- Objective:
Retype the data that follows line by line, exactly, and leave its pictures out.

(Saved entries)
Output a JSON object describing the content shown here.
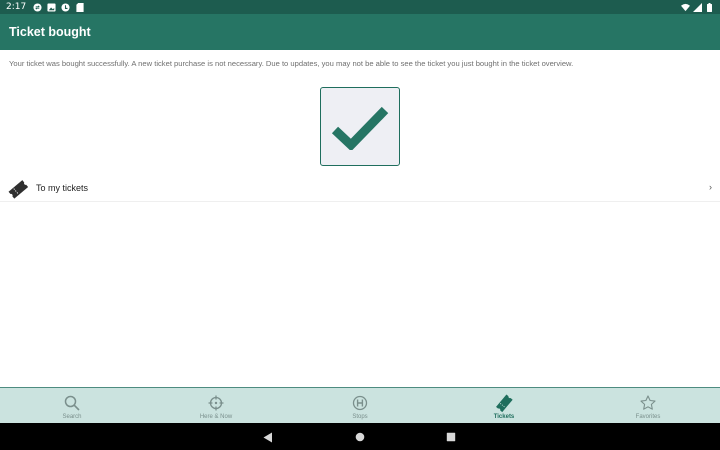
{
  "status_bar": {
    "time": "2:17",
    "icons_left": [
      "sync-icon",
      "image-icon",
      "info-icon",
      "sd-card-icon"
    ],
    "icons_right": [
      "wifi-icon",
      "signal-icon",
      "battery-icon"
    ]
  },
  "app_bar": {
    "title": "Ticket bought"
  },
  "main": {
    "message": "Your ticket was bought successfully. A new ticket purchase is not necessary. Due to updates, you may not be able to see the ticket you just bought in the ticket overview.",
    "success_icon": "checkmark-icon",
    "my_tickets_link": {
      "label": "To my tickets",
      "icon": "ticket-icon",
      "chevron": "›"
    }
  },
  "bottom_nav": {
    "items": [
      {
        "label": "Search",
        "icon": "search-icon",
        "active": false
      },
      {
        "label": "Here & Now",
        "icon": "crosshair-icon",
        "active": false
      },
      {
        "label": "Stops",
        "icon": "stop-sign-icon",
        "active": false
      },
      {
        "label": "Tickets",
        "icon": "ticket-icon",
        "active": true
      },
      {
        "label": "Favorites",
        "icon": "star-icon",
        "active": false
      }
    ]
  },
  "colors": {
    "status_bar": "#1d5c4f",
    "app_bar": "#267564",
    "accent": "#1f6e5d",
    "bottom_nav_bg": "#cbe3df",
    "nav_inactive": "#7a8f8c"
  }
}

- Correct result:
Output a JSON object describing the content shown here.
{
  "status_bar": {
    "time": "2:17",
    "icons_left": [
      "sync-icon",
      "image-icon",
      "info-icon",
      "sd-card-icon"
    ],
    "icons_right": [
      "wifi-icon",
      "signal-icon",
      "battery-icon"
    ]
  },
  "app_bar": {
    "title": "Ticket bought"
  },
  "main": {
    "message": "Your ticket was bought successfully. A new ticket purchase is not necessary. Due to updates, you may not be able to see the ticket you just bought in the ticket overview.",
    "success_icon": "checkmark-icon",
    "my_tickets_link": {
      "label": "To my tickets",
      "icon": "ticket-icon",
      "chevron": "›"
    }
  },
  "bottom_nav": {
    "items": [
      {
        "label": "Search",
        "icon": "search-icon",
        "active": false
      },
      {
        "label": "Here & Now",
        "icon": "crosshair-icon",
        "active": false
      },
      {
        "label": "Stops",
        "icon": "stop-sign-icon",
        "active": false
      },
      {
        "label": "Tickets",
        "icon": "ticket-icon",
        "active": true
      },
      {
        "label": "Favorites",
        "icon": "star-icon",
        "active": false
      }
    ]
  },
  "colors": {
    "status_bar": "#1d5c4f",
    "app_bar": "#267564",
    "accent": "#1f6e5d",
    "bottom_nav_bg": "#cbe3df",
    "nav_inactive": "#7a8f8c"
  }
}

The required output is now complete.